Begin

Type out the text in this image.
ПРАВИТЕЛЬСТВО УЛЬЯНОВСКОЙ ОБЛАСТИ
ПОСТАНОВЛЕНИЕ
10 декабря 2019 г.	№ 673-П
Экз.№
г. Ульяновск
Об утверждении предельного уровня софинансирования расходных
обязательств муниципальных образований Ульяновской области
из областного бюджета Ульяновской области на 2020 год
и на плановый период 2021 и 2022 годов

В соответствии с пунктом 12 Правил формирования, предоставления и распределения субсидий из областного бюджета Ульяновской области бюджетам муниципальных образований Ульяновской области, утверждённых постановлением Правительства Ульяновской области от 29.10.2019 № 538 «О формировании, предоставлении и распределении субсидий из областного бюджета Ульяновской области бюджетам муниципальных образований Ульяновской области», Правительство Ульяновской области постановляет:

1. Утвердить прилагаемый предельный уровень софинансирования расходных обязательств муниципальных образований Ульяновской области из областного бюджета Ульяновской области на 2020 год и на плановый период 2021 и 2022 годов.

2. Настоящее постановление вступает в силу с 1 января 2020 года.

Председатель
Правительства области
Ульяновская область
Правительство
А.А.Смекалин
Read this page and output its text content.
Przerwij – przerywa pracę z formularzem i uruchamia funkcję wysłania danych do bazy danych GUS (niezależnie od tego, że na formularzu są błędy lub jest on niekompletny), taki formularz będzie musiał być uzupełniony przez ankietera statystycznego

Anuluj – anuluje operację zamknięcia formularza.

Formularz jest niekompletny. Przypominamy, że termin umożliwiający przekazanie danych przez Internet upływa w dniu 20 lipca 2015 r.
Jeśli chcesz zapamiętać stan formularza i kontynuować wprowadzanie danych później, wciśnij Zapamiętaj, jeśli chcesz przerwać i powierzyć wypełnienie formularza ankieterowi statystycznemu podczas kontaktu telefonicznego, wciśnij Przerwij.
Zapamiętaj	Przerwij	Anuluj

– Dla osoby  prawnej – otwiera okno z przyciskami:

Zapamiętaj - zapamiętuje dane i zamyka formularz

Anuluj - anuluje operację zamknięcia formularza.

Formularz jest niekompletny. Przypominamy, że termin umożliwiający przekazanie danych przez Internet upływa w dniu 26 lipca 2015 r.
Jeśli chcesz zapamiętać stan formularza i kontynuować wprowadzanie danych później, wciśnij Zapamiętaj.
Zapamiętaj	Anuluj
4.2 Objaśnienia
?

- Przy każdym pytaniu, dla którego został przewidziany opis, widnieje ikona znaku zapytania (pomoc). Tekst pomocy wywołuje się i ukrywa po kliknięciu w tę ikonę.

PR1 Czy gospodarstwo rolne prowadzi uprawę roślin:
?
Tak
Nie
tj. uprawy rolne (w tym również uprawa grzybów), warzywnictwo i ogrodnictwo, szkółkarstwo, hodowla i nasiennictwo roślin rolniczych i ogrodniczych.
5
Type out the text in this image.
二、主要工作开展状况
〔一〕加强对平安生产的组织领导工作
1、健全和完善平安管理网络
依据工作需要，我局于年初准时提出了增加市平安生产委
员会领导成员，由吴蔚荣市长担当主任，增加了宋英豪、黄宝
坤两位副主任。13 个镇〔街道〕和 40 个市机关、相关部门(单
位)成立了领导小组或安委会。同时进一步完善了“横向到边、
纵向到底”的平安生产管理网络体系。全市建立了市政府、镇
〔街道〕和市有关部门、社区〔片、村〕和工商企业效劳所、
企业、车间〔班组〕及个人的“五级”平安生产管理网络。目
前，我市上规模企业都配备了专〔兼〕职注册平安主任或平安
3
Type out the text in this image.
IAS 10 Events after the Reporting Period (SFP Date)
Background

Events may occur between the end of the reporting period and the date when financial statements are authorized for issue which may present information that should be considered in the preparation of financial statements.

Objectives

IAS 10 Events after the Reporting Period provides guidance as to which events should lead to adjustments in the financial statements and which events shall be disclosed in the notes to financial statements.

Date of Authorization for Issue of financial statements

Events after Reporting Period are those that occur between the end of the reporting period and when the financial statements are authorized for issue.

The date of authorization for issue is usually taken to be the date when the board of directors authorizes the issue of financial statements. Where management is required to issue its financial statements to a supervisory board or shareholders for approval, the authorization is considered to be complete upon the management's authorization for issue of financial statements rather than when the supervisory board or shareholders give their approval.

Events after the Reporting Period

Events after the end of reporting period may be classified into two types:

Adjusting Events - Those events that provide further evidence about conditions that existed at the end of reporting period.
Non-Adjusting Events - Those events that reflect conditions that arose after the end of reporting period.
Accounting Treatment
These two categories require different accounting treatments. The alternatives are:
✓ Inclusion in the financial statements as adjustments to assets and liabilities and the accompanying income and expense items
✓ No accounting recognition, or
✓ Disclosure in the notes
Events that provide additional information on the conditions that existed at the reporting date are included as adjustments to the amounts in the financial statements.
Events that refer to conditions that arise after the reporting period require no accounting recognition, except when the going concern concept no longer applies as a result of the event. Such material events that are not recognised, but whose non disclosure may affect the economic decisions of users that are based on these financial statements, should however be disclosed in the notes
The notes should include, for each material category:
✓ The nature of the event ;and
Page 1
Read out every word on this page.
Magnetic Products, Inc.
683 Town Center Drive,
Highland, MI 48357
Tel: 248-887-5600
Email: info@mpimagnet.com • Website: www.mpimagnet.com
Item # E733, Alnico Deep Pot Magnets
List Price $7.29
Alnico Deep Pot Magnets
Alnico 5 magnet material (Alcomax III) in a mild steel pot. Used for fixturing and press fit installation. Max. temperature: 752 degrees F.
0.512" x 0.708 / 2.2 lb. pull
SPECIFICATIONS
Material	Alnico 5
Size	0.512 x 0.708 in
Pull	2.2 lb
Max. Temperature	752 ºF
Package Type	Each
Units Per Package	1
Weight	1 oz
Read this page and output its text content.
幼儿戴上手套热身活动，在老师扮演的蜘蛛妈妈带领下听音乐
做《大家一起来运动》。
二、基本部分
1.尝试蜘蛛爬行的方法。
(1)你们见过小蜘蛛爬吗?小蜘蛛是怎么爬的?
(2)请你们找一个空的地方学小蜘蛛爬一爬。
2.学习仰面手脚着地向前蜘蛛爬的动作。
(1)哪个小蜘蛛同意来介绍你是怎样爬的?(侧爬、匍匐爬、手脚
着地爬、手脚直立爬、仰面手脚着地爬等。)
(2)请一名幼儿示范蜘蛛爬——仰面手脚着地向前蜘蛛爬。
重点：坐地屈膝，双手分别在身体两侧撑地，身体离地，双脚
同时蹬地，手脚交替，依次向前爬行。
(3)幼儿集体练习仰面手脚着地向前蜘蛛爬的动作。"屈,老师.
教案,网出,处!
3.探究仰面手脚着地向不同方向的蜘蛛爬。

End

The records above should be duplicated in full, exactly as given.

Type out the text in this image.
ПРАВИТЕЛЬСТВО УЛЬЯНОВСКОЙ ОБЛАСТИ
ПОСТАНОВЛЕНИЕ
10 декабря 2019 г.	№ 673-П
Экз.№
г. Ульяновск
Об утверждении предельного уровня софинансирования расходных
обязательств муниципальных образований Ульяновской области
из областного бюджета Ульяновской области на 2020 год
и на плановый период 2021 и 2022 годов

В соответствии с пунктом 12 Правил формирования, предоставления и распределения субсидий из областного бюджета Ульяновской области бюджетам муниципальных образований Ульяновской области, утверждённых постановлением Правительства Ульяновской области от 29.10.2019 № 538 «О формировании, предоставлении и распределении субсидий из областного бюджета Ульяновской области бюджетам муниципальных образований Ульяновской области», Правительство Ульяновской области постановляет:

1. Утвердить прилагаемый предельный уровень софинансирования расходных обязательств муниципальных образований Ульяновской области из областного бюджета Ульяновской области на 2020 год и на плановый период 2021 и 2022 годов.

2. Настоящее постановление вступает в силу с 1 января 2020 года.

Председатель
Правительства области
Ульяновская область
Правительство
А.А.Смекалин
Read this page and output its text content.
Przerwij – przerywa pracę z formularzem i uruchamia funkcję wysłania danych do bazy danych GUS (niezależnie od tego, że na formularzu są błędy lub jest on niekompletny), taki formularz będzie musiał być uzupełniony przez ankietera statystycznego

Anuluj – anuluje operację zamknięcia formularza.

Formularz jest niekompletny. Przypominamy, że termin umożliwiający przekazanie danych przez Internet upływa w dniu 20 lipca 2015 r.
Jeśli chcesz zapamiętać stan formularza i kontynuować wprowadzanie danych później, wciśnij Zapamiętaj, jeśli chcesz przerwać i powierzyć wypełnienie formularza ankieterowi statystycznemu podczas kontaktu telefonicznego, wciśnij Przerwij.
Zapamiętaj	Przerwij	Anuluj

– Dla osoby  prawnej – otwiera okno z przyciskami:

Zapamiętaj - zapamiętuje dane i zamyka formularz

Anuluj - anuluje operację zamknięcia formularza.

Formularz jest niekompletny. Przypominamy, że termin umożliwiający przekazanie danych przez Internet upływa w dniu 26 lipca 2015 r.
Jeśli chcesz zapamiętać stan formularza i kontynuować wprowadzanie danych później, wciśnij Zapamiętaj.
Zapamiętaj	Anuluj
4.2 Objaśnienia
?

- Przy każdym pytaniu, dla którego został przewidziany opis, widnieje ikona znaku zapytania (pomoc). Tekst pomocy wywołuje się i ukrywa po kliknięciu w tę ikonę.

PR1 Czy gospodarstwo rolne prowadzi uprawę roślin:
?
Tak
Nie
tj. uprawy rolne (w tym również uprawa grzybów), warzywnictwo i ogrodnictwo, szkółkarstwo, hodowla i nasiennictwo roślin rolniczych i ogrodniczych.
5
Type out the text in this image.
二、主要工作开展状况
〔一〕加强对平安生产的组织领导工作
1、健全和完善平安管理网络
依据工作需要，我局于年初准时提出了增加市平安生产委
员会领导成员，由吴蔚荣市长担当主任，增加了宋英豪、黄宝
坤两位副主任。13 个镇〔街道〕和 40 个市机关、相关部门(单
位)成立了领导小组或安委会。同时进一步完善了“横向到边、
纵向到底”的平安生产管理网络体系。全市建立了市政府、镇
〔街道〕和市有关部门、社区〔片、村〕和工商企业效劳所、
企业、车间〔班组〕及个人的“五级”平安生产管理网络。目
前，我市上规模企业都配备了专〔兼〕职注册平安主任或平安
3
Type out the text in this image.
IAS 10 Events after the Reporting Period (SFP Date)
Background

Events may occur between the end of the reporting period and the date when financial statements are authorized for issue which may present information that should be considered in the preparation of financial statements.

Objectives

IAS 10 Events after the Reporting Period provides guidance as to which events should lead to adjustments in the financial statements and which events shall be disclosed in the notes to financial statements.

Date of Authorization for Issue of financial statements

Events after Reporting Period are those that occur between the end of the reporting period and when the financial statements are authorized for issue.

The date of authorization for issue is usually taken to be the date when the board of directors authorizes the issue of financial statements. Where management is required to issue its financial statements to a supervisory board or shareholders for approval, the authorization is considered to be complete upon the management's authorization for issue of financial statements rather than when the supervisory board or shareholders give their approval.

Events after the Reporting Period

Events after the end of reporting period may be classified into two types:

Adjusting Events - Those events that provide further evidence about conditions that existed at the end of reporting period.
Non-Adjusting Events - Those events that reflect conditions that arose after the end of reporting period.
Accounting Treatment
These two categories require different accounting treatments. The alternatives are:
✓ Inclusion in the financial statements as adjustments to assets and liabilities and the accompanying income and expense items
✓ No accounting recognition, or
✓ Disclosure in the notes
Events that provide additional information on the conditions that existed at the reporting date are included as adjustments to the amounts in the financial statements.
Events that refer to conditions that arise after the reporting period require no accounting recognition, except when the going concern concept no longer applies as a result of the event. Such material events that are not recognised, but whose non disclosure may affect the economic decisions of users that are based on these financial statements, should however be disclosed in the notes
The notes should include, for each material category:
✓ The nature of the event ;and
Page 1
Read out every word on this page.
Magnetic Products, Inc.
683 Town Center Drive,
Highland, MI 48357
Tel: 248-887-5600
Email: info@mpimagnet.com • Website: www.mpimagnet.com
Item # E733, Alnico Deep Pot Magnets
List Price $7.29
Alnico Deep Pot Magnets
Alnico 5 magnet material (Alcomax III) in a mild steel pot. Used for fixturing and press fit installation. Max. temperature: 752 degrees F.
0.512" x 0.708 / 2.2 lb. pull
SPECIFICATIONS
Material	Alnico 5
Size	0.512 x 0.708 in
Pull	2.2 lb
Max. Temperature	752 ºF
Package Type	Each
Units Per Package	1
Weight	1 oz
Read this page and output its text content.
幼儿戴上手套热身活动，在老师扮演的蜘蛛妈妈带领下听音乐
做《大家一起来运动》。
二、基本部分
1.尝试蜘蛛爬行的方法。
(1)你们见过小蜘蛛爬吗?小蜘蛛是怎么爬的?
(2)请你们找一个空的地方学小蜘蛛爬一爬。
2.学习仰面手脚着地向前蜘蛛爬的动作。
(1)哪个小蜘蛛同意来介绍你是怎样爬的?(侧爬、匍匐爬、手脚
着地爬、手脚直立爬、仰面手脚着地爬等。)
(2)请一名幼儿示范蜘蛛爬——仰面手脚着地向前蜘蛛爬。
重点：坐地屈膝，双手分别在身体两侧撑地，身体离地，双脚
同时蹬地，手脚交替，依次向前爬行。
(3)幼儿集体练习仰面手脚着地向前蜘蛛爬的动作。"屈,老师.
教案,网出,处!
3.探究仰面手脚着地向不同方向的蜘蛛爬。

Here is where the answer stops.